start DATA TO PROCESS

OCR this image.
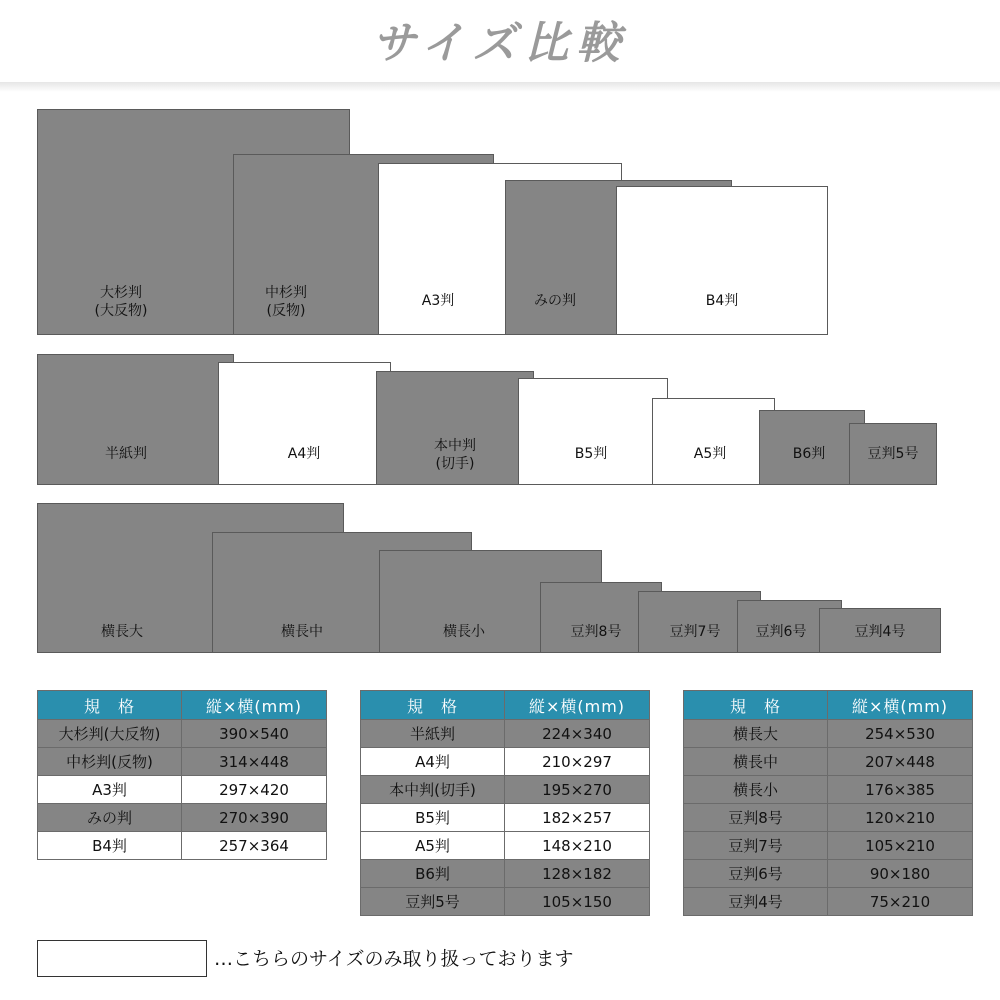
サイズ比較
大杉判
(大反物)
中杉判
(反物)
A3判	みの判	B4判
半紙判	A4判	本中判
(切手)
B5判	A5判	B6判	豆判5号
横長大	横長中	横長小	豆判8号	豆判7号	豆判6号	豆判4号
規　格	縦×横(mm)
大杉判(大反物)	390×540
中杉判(反物)	314×448
A3判	297×420
みの判	270×390
B4判	257×364
規　格	縦×横(mm)
半紙判	224×340
A4判	210×297
本中判(切手)	195×270
B5判	182×257
A5判	148×210
B6判	128×182
豆判5号	105×150
規　格	縦×横(mm)
横長大	254×530
横長中	207×448
横長小	176×385
豆判8号	120×210
豆判7号	105×210
豆判6号	90×180
豆判4号	75×210
…こちらのサイズのみ取り扱っております
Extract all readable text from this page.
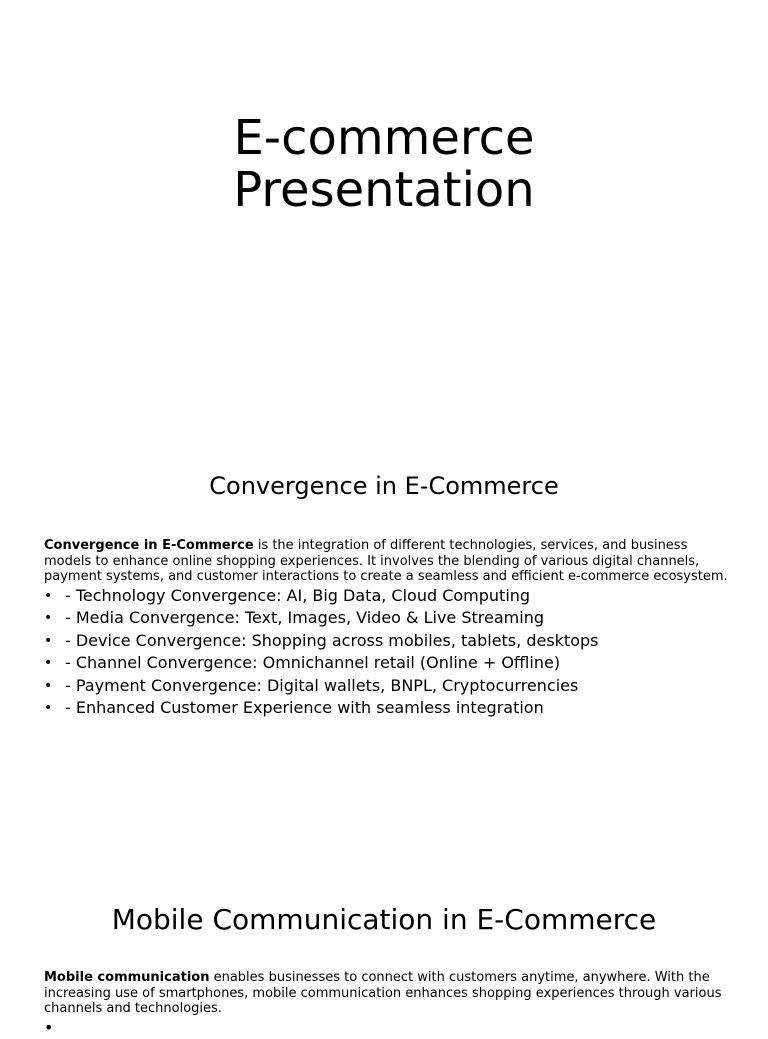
E-commerce
Presentation
Convergence in E-Commerce

Convergence in E-Commerce is the integration of different technologies, services, and business models to enhance online shopping experiences. It involves the blending of various digital channels, payment systems, and customer interactions to create a seamless and efficient e-commerce ecosystem.

• - Technology Convergence: AI, Big Data, Cloud Computing
• - Media Convergence: Text, Images, Video & Live Streaming
• - Device Convergence: Shopping across mobiles, tablets, desktops
• - Channel Convergence: Omnichannel retail (Online + Offline)
• - Payment Convergence: Digital wallets, BNPL, Cryptocurrencies
• - Enhanced Customer Experience with seamless integration
Mobile Communication in E-Commerce

Mobile communication enables businesses to connect with customers anytime, anywhere. With the increasing use of smartphones, mobile communication enhances shopping experiences through various channels and technologies.

•
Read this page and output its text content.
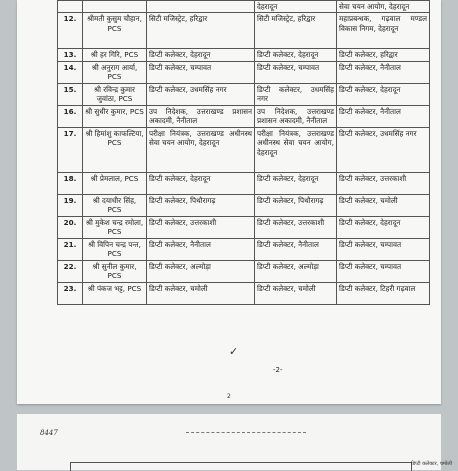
			देहरादून	सेवा चयन आयोग, देहरादून
12.	श्रीमती कुसुम चौहान, PCS	सिटी मजिस्ट्रेट, हरिद्वार	सिटी मजिस्ट्रेट, हरिद्वार	महाप्रबन्धक, गढ़वाल मण्डल विकास निगम, देहरादून
13.	श्री हर गिरि, PCS	डिप्टी कलेक्टर, देहरादून	डिप्टी कलेक्टर, देहरादून	डिप्टी कलेक्टर, हरिद्वार
14.	श्री अनुराग आर्या, PCS	डिप्टी कलेक्टर, चम्पावत	डिप्टी कलेक्टर, चम्पावत	डिप्टी कलेक्टर, नैनीताल
15.	श्री रविन्द्र कुमार जुवांठा, PCS	डिप्टी कलेक्टर, उधमसिंह नगर	डिप्टी कलेक्टर, उधमसिंह नगर	डिप्टी कलेक्टर, देहरादून
16.	श्री सुधीर कुमार, PCS	उप निदेशक, उत्तराखण्ड प्रशासन अकादमी, नैनीताल	उप निदेशक, उत्तराखण्ड प्रशासन अकादमी, नैनीताल	डिप्टी कलेक्टर, नैनीताल
17.	श्री हिमांशु काफल्टिया, PCS	परीक्षा नियंत्रक, उत्तराखण्ड अधीनस्थ सेवा चयन आयोग, देहरादून	परीक्षा नियंत्रक, उत्तराखण्ड अधीनस्थ सेवा चयन आयोग, देहरादून	डिप्टी कलेक्टर, उधमसिंह नगर
18.	श्री प्रेमलाल, PCS	डिप्टी कलेक्टर, देहरादून	डिप्टी कलेक्टर, देहरादून	डिप्टी कलेक्टर, उत्तरकाशी
19.	श्री दयाधीर सिंह, PCS	डिप्टी कलेक्टर, पिथौरागढ़	डिप्टी कलेक्टर, पिथौरागढ़	डिप्टी कलेक्टर, चमोली
20.	श्री मुकेश चन्द्र रमोला, PCS	डिप्टी कलेक्टर, उत्तरकाशी	डिप्टी कलेक्टर, उत्तरकाशी	डिप्टी कलेक्टर, देहरादून
21.	श्री विपिन चन्द्र पन्त, PCS	डिप्टी कलेक्टर, नैनीताल	डिप्टी कलेक्टर, नैनीताल	डिप्टी कलेक्टर, चम्पावत
22.	श्री सुनील कुमार, PCS	डिप्टी कलेक्टर, अल्मोड़ा	डिप्टी कलेक्टर, अल्मोड़ा	डिप्टी कलेक्टर, चम्पावत
23.	श्री पंकज भट्ट, PCS	डिप्टी कलेक्टर, चमोली	डिप्टी कलेक्टर, चमोली	डिप्टी कलेक्टर, टिहरी गढ़वाल
✓
-2-
2
8447
डिप्टी कलेक्टर, चमोली
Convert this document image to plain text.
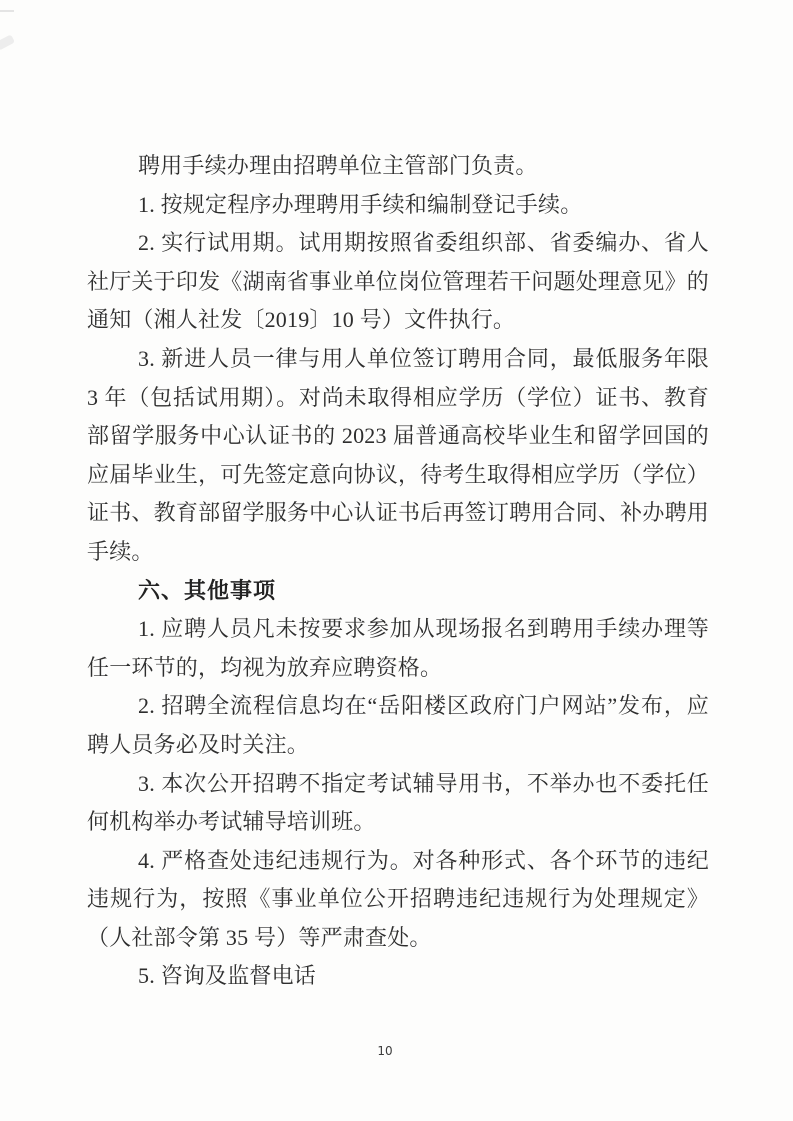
聘用手续办理由招聘单位主管部门负责。

1. 按规定程序办理聘用手续和编制登记手续。

2. 实行试用期。试用期按照省委组织部、省委编办、省人社厅关于印发《湖南省事业单位岗位管理若干问题处理意见》的通知（湘人社发〔2019〕10 号）文件执行。

3. 新进人员一律与用人单位签订聘用合同，最低服务年限 3 年（包括试用期）。对尚未取得相应学历（学位）证书、教育部留学服务中心认证书的 2023 届普通高校毕业生和留学回国的应届毕业生，可先签定意向协议，待考生取得相应学历（学位）证书、教育部留学服务中心认证书后再签订聘用合同、补办聘用手续。

六、其他事项

1. 应聘人员凡未按要求参加从现场报名到聘用手续办理等任一环节的，均视为放弃应聘资格。

2. 招聘全流程信息均在“岳阳楼区政府门户网站”发布，应聘人员务必及时关注。

3. 本次公开招聘不指定考试辅导用书，不举办也不委托任何机构举办考试辅导培训班。

4. 严格查处违纪违规行为。对各种形式、各个环节的违纪违规行为，按照《事业单位公开招聘违纪违规行为处理规定》（人社部令第 35 号）等严肃查处。

5. 咨询及监督电话

10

end DATA TO PROCESS

■ GIVEN TASK ■
Exactly reproduce each record, leaving out any pictures.

■ RESPONSE ■
OCR this image.
サイズ比較
大杉判
(大反物)
中杉判
(反物)
A3判	みの判	B4判
半紙判	A4判	本中判
(切手)
B5判	A5判	B6判	豆判5号
横長大	横長中	横長小	豆判8号	豆判7号	豆判6号	豆判4号
規　格	縦×横(mm)
大杉判(大反物)	390×540
中杉判(反物)	314×448
A3判	297×420
みの判	270×390
B4判	257×364
規　格	縦×横(mm)
半紙判	224×340
A4判	210×297
本中判(切手)	195×270
B5判	182×257
A5判	148×210
B6判	128×182
豆判5号	105×150
規　格	縦×横(mm)
横長大	254×530
横長中	207×448
横長小	176×385
豆判8号	120×210
豆判7号	105×210
豆判6号	90×180
豆判4号	75×210
…こちらのサイズのみ取り扱っております
Extract all readable text from this page.
E-commerce
Presentation
Convergence in E-Commerce

Convergence in E-Commerce is the integration of different technologies, services, and business models to enhance online shopping experiences. It involves the blending of various digital channels, payment systems, and customer interactions to create a seamless and efficient e-commerce ecosystem.

• - Technology Convergence: AI, Big Data, Cloud Computing
• - Media Convergence: Text, Images, Video & Live Streaming
• - Device Convergence: Shopping across mobiles, tablets, desktops
• - Channel Convergence: Omnichannel retail (Online + Offline)
• - Payment Convergence: Digital wallets, BNPL, Cryptocurrencies
• - Enhanced Customer Experience with seamless integration
Mobile Communication in E-Commerce

Mobile communication enables businesses to connect with customers anytime, anywhere. With the increasing use of smartphones, mobile communication enhances shopping experiences through various channels and technologies.

•
Read this page and output its text content.
			देहरादून	सेवा चयन आयोग, देहरादून
12.	श्रीमती कुसुम चौहान, PCS	सिटी मजिस्ट्रेट, हरिद्वार	सिटी मजिस्ट्रेट, हरिद्वार	महाप्रबन्धक, गढ़वाल मण्डल विकास निगम, देहरादून
13.	श्री हर गिरि, PCS	डिप्टी कलेक्टर, देहरादून	डिप्टी कलेक्टर, देहरादून	डिप्टी कलेक्टर, हरिद्वार
14.	श्री अनुराग आर्या, PCS	डिप्टी कलेक्टर, चम्पावत	डिप्टी कलेक्टर, चम्पावत	डिप्टी कलेक्टर, नैनीताल
15.	श्री रविन्द्र कुमार जुवांठा, PCS	डिप्टी कलेक्टर, उधमसिंह नगर	डिप्टी कलेक्टर, उधमसिंह नगर	डिप्टी कलेक्टर, देहरादून
16.	श्री सुधीर कुमार, PCS	उप निदेशक, उत्तराखण्ड प्रशासन अकादमी, नैनीताल	उप निदेशक, उत्तराखण्ड प्रशासन अकादमी, नैनीताल	डिप्टी कलेक्टर, नैनीताल
17.	श्री हिमांशु काफल्टिया, PCS	परीक्षा नियंत्रक, उत्तराखण्ड अधीनस्थ सेवा चयन आयोग, देहरादून	परीक्षा नियंत्रक, उत्तराखण्ड अधीनस्थ सेवा चयन आयोग, देहरादून	डिप्टी कलेक्टर, उधमसिंह नगर
18.	श्री प्रेमलाल, PCS	डिप्टी कलेक्टर, देहरादून	डिप्टी कलेक्टर, देहरादून	डिप्टी कलेक्टर, उत्तरकाशी
19.	श्री दयाधीर सिंह, PCS	डिप्टी कलेक्टर, पिथौरागढ़	डिप्टी कलेक्टर, पिथौरागढ़	डिप्टी कलेक्टर, चमोली
20.	श्री मुकेश चन्द्र रमोला, PCS	डिप्टी कलेक्टर, उत्तरकाशी	डिप्टी कलेक्टर, उत्तरकाशी	डिप्टी कलेक्टर, देहरादून
21.	श्री विपिन चन्द्र पन्त, PCS	डिप्टी कलेक्टर, नैनीताल	डिप्टी कलेक्टर, नैनीताल	डिप्टी कलेक्टर, चम्पावत
22.	श्री सुनील कुमार, PCS	डिप्टी कलेक्टर, अल्मोड़ा	डिप्टी कलेक्टर, अल्मोड़ा	डिप्टी कलेक्टर, चम्पावत
23.	श्री पंकज भट्ट, PCS	डिप्टी कलेक्टर, चमोली	डिप्टी कलेक्टर, चमोली	डिप्टी कलेक्टर, टिहरी गढ़वाल
✓
-2-
2
8447
डिप्टी कलेक्टर, चमोली
Convert this document image to plain text.
聘用手续办理由招聘单位主管部门负责。

1. 按规定程序办理聘用手续和编制登记手续。

2. 实行试用期。试用期按照省委组织部、省委编办、省人社厅关于印发《湖南省事业单位岗位管理若干问题处理意见》的通知（湘人社发〔2019〕10 号）文件执行。

3. 新进人员一律与用人单位签订聘用合同，最低服务年限 3 年（包括试用期）。对尚未取得相应学历（学位）证书、教育部留学服务中心认证书的 2023 届普通高校毕业生和留学回国的应届毕业生，可先签定意向协议，待考生取得相应学历（学位）证书、教育部留学服务中心认证书后再签订聘用合同、补办聘用手续。

六、其他事项

1. 应聘人员凡未按要求参加从现场报名到聘用手续办理等任一环节的，均视为放弃应聘资格。

2. 招聘全流程信息均在“岳阳楼区政府门户网站”发布，应聘人员务必及时关注。

3. 本次公开招聘不指定考试辅导用书，不举办也不委托任何机构举办考试辅导培训班。

4. 严格查处违纪违规行为。对各种形式、各个环节的违纪违规行为，按照《事业单位公开招聘违纪违规行为处理规定》（人社部令第 35 号）等严肃查处。

5. 咨询及监督电话

10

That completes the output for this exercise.